Take the material below and write it all out again exactly.

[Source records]
****

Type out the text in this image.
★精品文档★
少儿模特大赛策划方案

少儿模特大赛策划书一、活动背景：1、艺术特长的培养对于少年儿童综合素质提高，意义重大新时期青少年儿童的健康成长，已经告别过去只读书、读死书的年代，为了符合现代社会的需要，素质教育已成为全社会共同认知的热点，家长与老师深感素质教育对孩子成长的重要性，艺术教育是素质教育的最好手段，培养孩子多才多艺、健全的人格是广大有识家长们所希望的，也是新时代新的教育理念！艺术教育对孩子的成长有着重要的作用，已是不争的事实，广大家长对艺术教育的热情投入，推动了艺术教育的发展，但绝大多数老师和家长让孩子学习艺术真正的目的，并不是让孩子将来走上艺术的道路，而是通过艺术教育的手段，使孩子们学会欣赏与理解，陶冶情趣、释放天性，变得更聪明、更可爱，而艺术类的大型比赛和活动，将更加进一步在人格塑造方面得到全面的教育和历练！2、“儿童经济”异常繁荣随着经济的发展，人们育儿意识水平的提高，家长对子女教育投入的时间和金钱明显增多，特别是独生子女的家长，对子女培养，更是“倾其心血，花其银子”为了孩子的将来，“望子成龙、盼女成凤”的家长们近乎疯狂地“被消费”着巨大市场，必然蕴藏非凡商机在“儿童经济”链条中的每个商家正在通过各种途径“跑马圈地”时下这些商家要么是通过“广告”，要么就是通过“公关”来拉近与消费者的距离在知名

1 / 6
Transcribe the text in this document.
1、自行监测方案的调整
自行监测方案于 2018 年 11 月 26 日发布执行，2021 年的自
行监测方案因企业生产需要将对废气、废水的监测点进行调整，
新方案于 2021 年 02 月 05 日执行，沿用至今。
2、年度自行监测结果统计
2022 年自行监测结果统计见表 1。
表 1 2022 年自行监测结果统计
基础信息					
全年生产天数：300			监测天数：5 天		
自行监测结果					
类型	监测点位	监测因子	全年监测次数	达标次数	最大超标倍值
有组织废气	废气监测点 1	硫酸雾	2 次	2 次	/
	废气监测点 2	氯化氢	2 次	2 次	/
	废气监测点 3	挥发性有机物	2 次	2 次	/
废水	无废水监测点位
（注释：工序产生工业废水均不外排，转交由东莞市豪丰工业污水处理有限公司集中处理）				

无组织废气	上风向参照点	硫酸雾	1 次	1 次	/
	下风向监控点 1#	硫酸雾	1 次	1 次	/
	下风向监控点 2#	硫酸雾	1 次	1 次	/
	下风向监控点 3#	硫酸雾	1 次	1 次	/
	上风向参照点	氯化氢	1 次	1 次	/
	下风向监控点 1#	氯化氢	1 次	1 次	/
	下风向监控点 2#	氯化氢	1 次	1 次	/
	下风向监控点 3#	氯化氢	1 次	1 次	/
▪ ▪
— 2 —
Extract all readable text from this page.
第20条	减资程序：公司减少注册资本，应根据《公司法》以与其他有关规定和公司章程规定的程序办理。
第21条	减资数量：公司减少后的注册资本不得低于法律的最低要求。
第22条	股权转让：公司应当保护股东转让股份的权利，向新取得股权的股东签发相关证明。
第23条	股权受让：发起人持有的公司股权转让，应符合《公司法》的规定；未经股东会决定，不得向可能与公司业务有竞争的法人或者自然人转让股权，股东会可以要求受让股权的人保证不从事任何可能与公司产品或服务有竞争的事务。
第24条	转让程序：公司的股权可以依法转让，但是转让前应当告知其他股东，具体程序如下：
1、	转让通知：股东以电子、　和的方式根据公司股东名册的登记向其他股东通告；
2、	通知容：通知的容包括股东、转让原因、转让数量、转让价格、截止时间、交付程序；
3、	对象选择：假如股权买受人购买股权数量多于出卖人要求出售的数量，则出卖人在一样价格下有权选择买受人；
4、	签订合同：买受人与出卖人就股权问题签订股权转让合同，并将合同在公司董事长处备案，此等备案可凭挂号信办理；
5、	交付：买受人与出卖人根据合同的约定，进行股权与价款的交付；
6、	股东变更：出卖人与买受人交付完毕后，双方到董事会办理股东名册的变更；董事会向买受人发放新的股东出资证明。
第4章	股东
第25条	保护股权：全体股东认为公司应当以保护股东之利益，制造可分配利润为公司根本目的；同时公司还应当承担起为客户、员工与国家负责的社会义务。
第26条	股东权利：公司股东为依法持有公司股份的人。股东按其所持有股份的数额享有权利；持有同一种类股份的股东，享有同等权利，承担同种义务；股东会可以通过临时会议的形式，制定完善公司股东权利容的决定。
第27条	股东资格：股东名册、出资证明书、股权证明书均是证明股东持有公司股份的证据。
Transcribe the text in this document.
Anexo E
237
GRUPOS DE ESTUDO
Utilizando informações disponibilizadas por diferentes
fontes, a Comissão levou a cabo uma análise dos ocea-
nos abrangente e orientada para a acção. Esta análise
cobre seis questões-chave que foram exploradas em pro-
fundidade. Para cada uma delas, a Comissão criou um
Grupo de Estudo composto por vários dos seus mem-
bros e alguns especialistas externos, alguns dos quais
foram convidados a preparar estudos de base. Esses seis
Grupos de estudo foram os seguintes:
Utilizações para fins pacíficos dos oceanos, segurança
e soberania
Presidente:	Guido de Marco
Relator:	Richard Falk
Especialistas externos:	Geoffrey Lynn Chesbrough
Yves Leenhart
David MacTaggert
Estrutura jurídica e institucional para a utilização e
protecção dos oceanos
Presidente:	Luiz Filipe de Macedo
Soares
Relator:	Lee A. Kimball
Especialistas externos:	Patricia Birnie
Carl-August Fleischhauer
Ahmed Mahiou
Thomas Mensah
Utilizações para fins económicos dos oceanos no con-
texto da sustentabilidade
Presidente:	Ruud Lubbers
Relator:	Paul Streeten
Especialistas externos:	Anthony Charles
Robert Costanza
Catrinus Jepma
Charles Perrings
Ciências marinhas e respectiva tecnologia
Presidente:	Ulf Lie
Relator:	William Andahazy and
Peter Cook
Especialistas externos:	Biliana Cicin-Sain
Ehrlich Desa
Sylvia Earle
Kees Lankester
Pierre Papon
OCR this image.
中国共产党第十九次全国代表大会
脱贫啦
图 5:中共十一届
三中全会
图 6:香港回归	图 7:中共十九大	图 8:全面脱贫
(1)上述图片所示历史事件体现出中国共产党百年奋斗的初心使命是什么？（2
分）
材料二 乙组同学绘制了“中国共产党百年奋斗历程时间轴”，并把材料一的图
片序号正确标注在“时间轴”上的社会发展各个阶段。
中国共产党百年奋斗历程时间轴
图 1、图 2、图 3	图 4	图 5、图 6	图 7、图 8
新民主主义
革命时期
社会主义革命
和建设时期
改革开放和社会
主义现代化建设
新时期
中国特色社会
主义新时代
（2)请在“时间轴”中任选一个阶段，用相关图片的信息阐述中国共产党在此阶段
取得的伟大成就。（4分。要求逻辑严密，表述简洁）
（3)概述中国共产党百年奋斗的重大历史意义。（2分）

****

The response:
Type out the text in this image.
★精品文档★
少儿模特大赛策划方案

少儿模特大赛策划书一、活动背景：1、艺术特长的培养对于少年儿童综合素质提高，意义重大新时期青少年儿童的健康成长，已经告别过去只读书、读死书的年代，为了符合现代社会的需要，素质教育已成为全社会共同认知的热点，家长与老师深感素质教育对孩子成长的重要性，艺术教育是素质教育的最好手段，培养孩子多才多艺、健全的人格是广大有识家长们所希望的，也是新时代新的教育理念！艺术教育对孩子的成长有着重要的作用，已是不争的事实，广大家长对艺术教育的热情投入，推动了艺术教育的发展，但绝大多数老师和家长让孩子学习艺术真正的目的，并不是让孩子将来走上艺术的道路，而是通过艺术教育的手段，使孩子们学会欣赏与理解，陶冶情趣、释放天性，变得更聪明、更可爱，而艺术类的大型比赛和活动，将更加进一步在人格塑造方面得到全面的教育和历练！2、“儿童经济”异常繁荣随着经济的发展，人们育儿意识水平的提高，家长对子女教育投入的时间和金钱明显增多，特别是独生子女的家长，对子女培养，更是“倾其心血，花其银子”为了孩子的将来，“望子成龙、盼女成凤”的家长们近乎疯狂地“被消费”着巨大市场，必然蕴藏非凡商机在“儿童经济”链条中的每个商家正在通过各种途径“跑马圈地”时下这些商家要么是通过“广告”，要么就是通过“公关”来拉近与消费者的距离在知名

1 / 6
Transcribe the text in this document.
1、自行监测方案的调整
自行监测方案于 2018 年 11 月 26 日发布执行，2021 年的自
行监测方案因企业生产需要将对废气、废水的监测点进行调整，
新方案于 2021 年 02 月 05 日执行，沿用至今。
2、年度自行监测结果统计
2022 年自行监测结果统计见表 1。
表 1 2022 年自行监测结果统计
基础信息					
全年生产天数：300			监测天数：5 天		
自行监测结果					
类型	监测点位	监测因子	全年监测次数	达标次数	最大超标倍值
有组织废气	废气监测点 1	硫酸雾	2 次	2 次	/
	废气监测点 2	氯化氢	2 次	2 次	/
	废气监测点 3	挥发性有机物	2 次	2 次	/
废水	无废水监测点位
（注释：工序产生工业废水均不外排，转交由东莞市豪丰工业污水处理有限公司集中处理）				

无组织废气	上风向参照点	硫酸雾	1 次	1 次	/
	下风向监控点 1#	硫酸雾	1 次	1 次	/
	下风向监控点 2#	硫酸雾	1 次	1 次	/
	下风向监控点 3#	硫酸雾	1 次	1 次	/
	上风向参照点	氯化氢	1 次	1 次	/
	下风向监控点 1#	氯化氢	1 次	1 次	/
	下风向监控点 2#	氯化氢	1 次	1 次	/
	下风向监控点 3#	氯化氢	1 次	1 次	/
▪ ▪
— 2 —
Extract all readable text from this page.
第20条	减资程序：公司减少注册资本，应根据《公司法》以与其他有关规定和公司章程规定的程序办理。
第21条	减资数量：公司减少后的注册资本不得低于法律的最低要求。
第22条	股权转让：公司应当保护股东转让股份的权利，向新取得股权的股东签发相关证明。
第23条	股权受让：发起人持有的公司股权转让，应符合《公司法》的规定；未经股东会决定，不得向可能与公司业务有竞争的法人或者自然人转让股权，股东会可以要求受让股权的人保证不从事任何可能与公司产品或服务有竞争的事务。
第24条	转让程序：公司的股权可以依法转让，但是转让前应当告知其他股东，具体程序如下：
1、	转让通知：股东以电子、　和的方式根据公司股东名册的登记向其他股东通告；
2、	通知容：通知的容包括股东、转让原因、转让数量、转让价格、截止时间、交付程序；
3、	对象选择：假如股权买受人购买股权数量多于出卖人要求出售的数量，则出卖人在一样价格下有权选择买受人；
4、	签订合同：买受人与出卖人就股权问题签订股权转让合同，并将合同在公司董事长处备案，此等备案可凭挂号信办理；
5、	交付：买受人与出卖人根据合同的约定，进行股权与价款的交付；
6、	股东变更：出卖人与买受人交付完毕后，双方到董事会办理股东名册的变更；董事会向买受人发放新的股东出资证明。
第4章	股东
第25条	保护股权：全体股东认为公司应当以保护股东之利益，制造可分配利润为公司根本目的；同时公司还应当承担起为客户、员工与国家负责的社会义务。
第26条	股东权利：公司股东为依法持有公司股份的人。股东按其所持有股份的数额享有权利；持有同一种类股份的股东，享有同等权利，承担同种义务；股东会可以通过临时会议的形式，制定完善公司股东权利容的决定。
第27条	股东资格：股东名册、出资证明书、股权证明书均是证明股东持有公司股份的证据。
Transcribe the text in this document.
Anexo E
237
GRUPOS DE ESTUDO
Utilizando informações disponibilizadas por diferentes
fontes, a Comissão levou a cabo uma análise dos ocea-
nos abrangente e orientada para a acção. Esta análise
cobre seis questões-chave que foram exploradas em pro-
fundidade. Para cada uma delas, a Comissão criou um
Grupo de Estudo composto por vários dos seus mem-
bros e alguns especialistas externos, alguns dos quais
foram convidados a preparar estudos de base. Esses seis
Grupos de estudo foram os seguintes:
Utilizações para fins pacíficos dos oceanos, segurança
e soberania
Presidente:	Guido de Marco
Relator:	Richard Falk
Especialistas externos:	Geoffrey Lynn Chesbrough
Yves Leenhart
David MacTaggert
Estrutura jurídica e institucional para a utilização e
protecção dos oceanos
Presidente:	Luiz Filipe de Macedo
Soares
Relator:	Lee A. Kimball
Especialistas externos:	Patricia Birnie
Carl-August Fleischhauer
Ahmed Mahiou
Thomas Mensah
Utilizações para fins económicos dos oceanos no con-
texto da sustentabilidade
Presidente:	Ruud Lubbers
Relator:	Paul Streeten
Especialistas externos:	Anthony Charles
Robert Costanza
Catrinus Jepma
Charles Perrings
Ciências marinhas e respectiva tecnologia
Presidente:	Ulf Lie
Relator:	William Andahazy and
Peter Cook
Especialistas externos:	Biliana Cicin-Sain
Ehrlich Desa
Sylvia Earle
Kees Lankester
Pierre Papon
OCR this image.
中国共产党第十九次全国代表大会
脱贫啦
图 5:中共十一届
三中全会
图 6:香港回归	图 7:中共十九大	图 8:全面脱贫
(1)上述图片所示历史事件体现出中国共产党百年奋斗的初心使命是什么？（2
分）
材料二 乙组同学绘制了“中国共产党百年奋斗历程时间轴”，并把材料一的图
片序号正确标注在“时间轴”上的社会发展各个阶段。
中国共产党百年奋斗历程时间轴
图 1、图 2、图 3	图 4	图 5、图 6	图 7、图 8
新民主主义
革命时期
社会主义革命
和建设时期
改革开放和社会
主义现代化建设
新时期
中国特色社会
主义新时代
（2)请在“时间轴”中任选一个阶段，用相关图片的信息阐述中国共产党在此阶段
取得的伟大成就。（4分。要求逻辑严密，表述简洁）
（3)概述中国共产党百年奋斗的重大历史意义。（2分）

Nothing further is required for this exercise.